### To do
Leave out the pictures and repeat everything else in the records exactly.

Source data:
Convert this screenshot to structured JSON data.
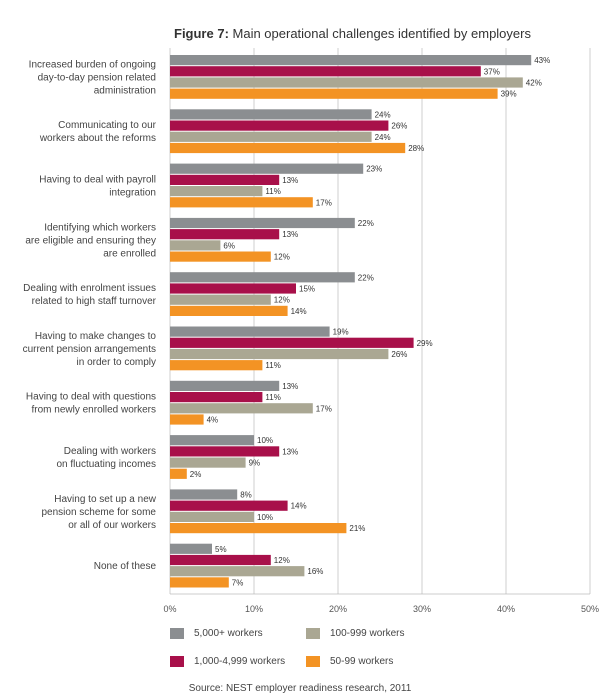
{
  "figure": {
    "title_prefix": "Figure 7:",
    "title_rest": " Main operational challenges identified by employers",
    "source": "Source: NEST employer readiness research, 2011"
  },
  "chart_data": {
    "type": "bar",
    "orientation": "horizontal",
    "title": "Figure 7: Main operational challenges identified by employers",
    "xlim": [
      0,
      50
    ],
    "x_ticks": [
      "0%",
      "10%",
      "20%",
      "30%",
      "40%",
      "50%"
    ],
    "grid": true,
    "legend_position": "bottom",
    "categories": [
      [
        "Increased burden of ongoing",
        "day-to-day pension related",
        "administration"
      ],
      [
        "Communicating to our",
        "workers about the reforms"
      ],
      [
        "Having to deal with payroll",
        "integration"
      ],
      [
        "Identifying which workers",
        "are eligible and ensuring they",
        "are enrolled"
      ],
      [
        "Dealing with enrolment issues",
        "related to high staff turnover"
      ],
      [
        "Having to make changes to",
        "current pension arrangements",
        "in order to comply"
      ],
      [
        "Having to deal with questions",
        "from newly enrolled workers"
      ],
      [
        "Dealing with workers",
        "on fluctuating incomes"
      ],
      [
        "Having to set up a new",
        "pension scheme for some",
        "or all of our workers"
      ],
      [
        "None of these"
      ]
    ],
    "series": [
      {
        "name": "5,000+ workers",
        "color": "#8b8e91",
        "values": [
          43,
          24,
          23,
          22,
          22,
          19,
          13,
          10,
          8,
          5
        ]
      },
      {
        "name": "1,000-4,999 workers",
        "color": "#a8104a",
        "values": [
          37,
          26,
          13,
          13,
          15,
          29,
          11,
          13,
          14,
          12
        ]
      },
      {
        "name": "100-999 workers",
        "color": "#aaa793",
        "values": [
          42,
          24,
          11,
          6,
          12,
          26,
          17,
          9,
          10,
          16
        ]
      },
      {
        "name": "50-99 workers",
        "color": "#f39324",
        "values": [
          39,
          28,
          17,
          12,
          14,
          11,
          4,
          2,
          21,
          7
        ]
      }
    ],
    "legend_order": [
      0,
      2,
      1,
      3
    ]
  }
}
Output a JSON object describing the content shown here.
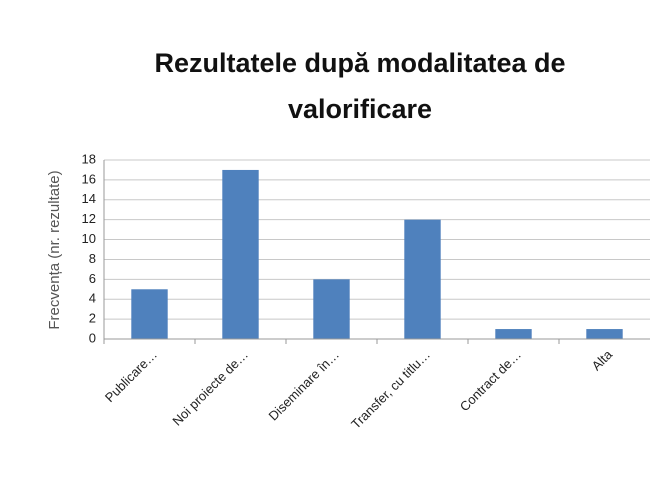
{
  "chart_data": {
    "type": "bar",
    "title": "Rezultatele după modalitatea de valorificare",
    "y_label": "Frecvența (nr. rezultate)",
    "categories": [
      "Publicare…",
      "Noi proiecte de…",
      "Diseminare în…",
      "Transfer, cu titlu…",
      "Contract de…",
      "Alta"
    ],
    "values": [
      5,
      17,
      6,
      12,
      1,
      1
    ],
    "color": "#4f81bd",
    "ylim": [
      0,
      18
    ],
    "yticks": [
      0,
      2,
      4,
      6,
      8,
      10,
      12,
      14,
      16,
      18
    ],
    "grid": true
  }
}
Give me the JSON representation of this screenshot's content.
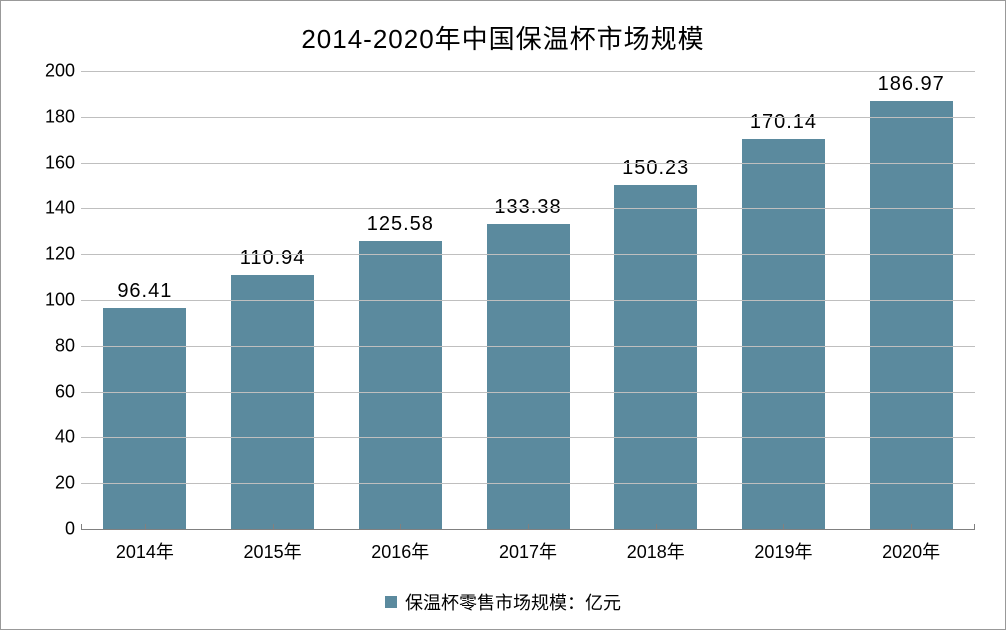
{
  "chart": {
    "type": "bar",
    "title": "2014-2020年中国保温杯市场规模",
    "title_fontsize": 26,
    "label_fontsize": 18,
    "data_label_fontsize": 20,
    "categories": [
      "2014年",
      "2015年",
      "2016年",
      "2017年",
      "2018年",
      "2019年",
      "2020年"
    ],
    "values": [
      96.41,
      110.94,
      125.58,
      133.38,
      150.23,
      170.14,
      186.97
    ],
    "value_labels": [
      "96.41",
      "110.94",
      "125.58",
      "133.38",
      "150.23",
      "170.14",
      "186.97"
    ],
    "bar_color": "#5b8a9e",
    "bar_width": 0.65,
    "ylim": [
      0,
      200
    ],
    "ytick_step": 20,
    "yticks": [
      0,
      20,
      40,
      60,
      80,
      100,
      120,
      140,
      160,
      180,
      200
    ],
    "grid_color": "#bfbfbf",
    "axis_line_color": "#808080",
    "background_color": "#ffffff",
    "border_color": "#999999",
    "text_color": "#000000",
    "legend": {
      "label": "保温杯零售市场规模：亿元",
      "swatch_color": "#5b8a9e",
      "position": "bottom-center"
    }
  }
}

### Reply
Convert this screenshot to structured JSON data.
{
  "figure": {
    "title_prefix": "Figure 7:",
    "title_rest": " Main operational challenges identified by employers",
    "source": "Source: NEST employer readiness research, 2011"
  },
  "chart_data": {
    "type": "bar",
    "orientation": "horizontal",
    "title": "Figure 7: Main operational challenges identified by employers",
    "xlim": [
      0,
      50
    ],
    "x_ticks": [
      "0%",
      "10%",
      "20%",
      "30%",
      "40%",
      "50%"
    ],
    "grid": true,
    "legend_position": "bottom",
    "categories": [
      [
        "Increased burden of ongoing",
        "day-to-day pension related",
        "administration"
      ],
      [
        "Communicating to our",
        "workers about the reforms"
      ],
      [
        "Having to deal with payroll",
        "integration"
      ],
      [
        "Identifying which workers",
        "are eligible and ensuring they",
        "are enrolled"
      ],
      [
        "Dealing with enrolment issues",
        "related to high staff turnover"
      ],
      [
        "Having to make changes to",
        "current pension arrangements",
        "in order to comply"
      ],
      [
        "Having to deal with questions",
        "from newly enrolled workers"
      ],
      [
        "Dealing with workers",
        "on fluctuating incomes"
      ],
      [
        "Having to set up a new",
        "pension scheme for some",
        "or all of our workers"
      ],
      [
        "None of these"
      ]
    ],
    "series": [
      {
        "name": "5,000+ workers",
        "color": "#8b8e91",
        "values": [
          43,
          24,
          23,
          22,
          22,
          19,
          13,
          10,
          8,
          5
        ]
      },
      {
        "name": "1,000-4,999 workers",
        "color": "#a8104a",
        "values": [
          37,
          26,
          13,
          13,
          15,
          29,
          11,
          13,
          14,
          12
        ]
      },
      {
        "name": "100-999 workers",
        "color": "#aaa793",
        "values": [
          42,
          24,
          11,
          6,
          12,
          26,
          17,
          9,
          10,
          16
        ]
      },
      {
        "name": "50-99 workers",
        "color": "#f39324",
        "values": [
          39,
          28,
          17,
          12,
          14,
          11,
          4,
          2,
          21,
          7
        ]
      }
    ],
    "legend_order": [
      0,
      2,
      1,
      3
    ]
  }
}
Output a JSON object describing the content shown here.
{
  "chart_data": {
    "type": "bar",
    "title": "Rezultatele după modalitatea de valorificare",
    "y_label": "Frecvența (nr. rezultate)",
    "categories": [
      "Publicare…",
      "Noi proiecte de…",
      "Diseminare în…",
      "Transfer, cu titlu…",
      "Contract de…",
      "Alta"
    ],
    "values": [
      5,
      17,
      6,
      12,
      1,
      1
    ],
    "color": "#4f81bd",
    "ylim": [
      0,
      18
    ],
    "yticks": [
      0,
      2,
      4,
      6,
      8,
      10,
      12,
      14,
      16,
      18
    ],
    "grid": true
  }
}
Give me the JSON representation of this screenshot's content.
{
  "chart": {
    "type": "bar",
    "title": "2014-2020年中国保温杯市场规模",
    "title_fontsize": 26,
    "label_fontsize": 18,
    "data_label_fontsize": 20,
    "categories": [
      "2014年",
      "2015年",
      "2016年",
      "2017年",
      "2018年",
      "2019年",
      "2020年"
    ],
    "values": [
      96.41,
      110.94,
      125.58,
      133.38,
      150.23,
      170.14,
      186.97
    ],
    "value_labels": [
      "96.41",
      "110.94",
      "125.58",
      "133.38",
      "150.23",
      "170.14",
      "186.97"
    ],
    "bar_color": "#5b8a9e",
    "bar_width": 0.65,
    "ylim": [
      0,
      200
    ],
    "ytick_step": 20,
    "yticks": [
      0,
      20,
      40,
      60,
      80,
      100,
      120,
      140,
      160,
      180,
      200
    ],
    "grid_color": "#bfbfbf",
    "axis_line_color": "#808080",
    "background_color": "#ffffff",
    "border_color": "#999999",
    "text_color": "#000000",
    "legend": {
      "label": "保温杯零售市场规模：亿元",
      "swatch_color": "#5b8a9e",
      "position": "bottom-center"
    }
  }
}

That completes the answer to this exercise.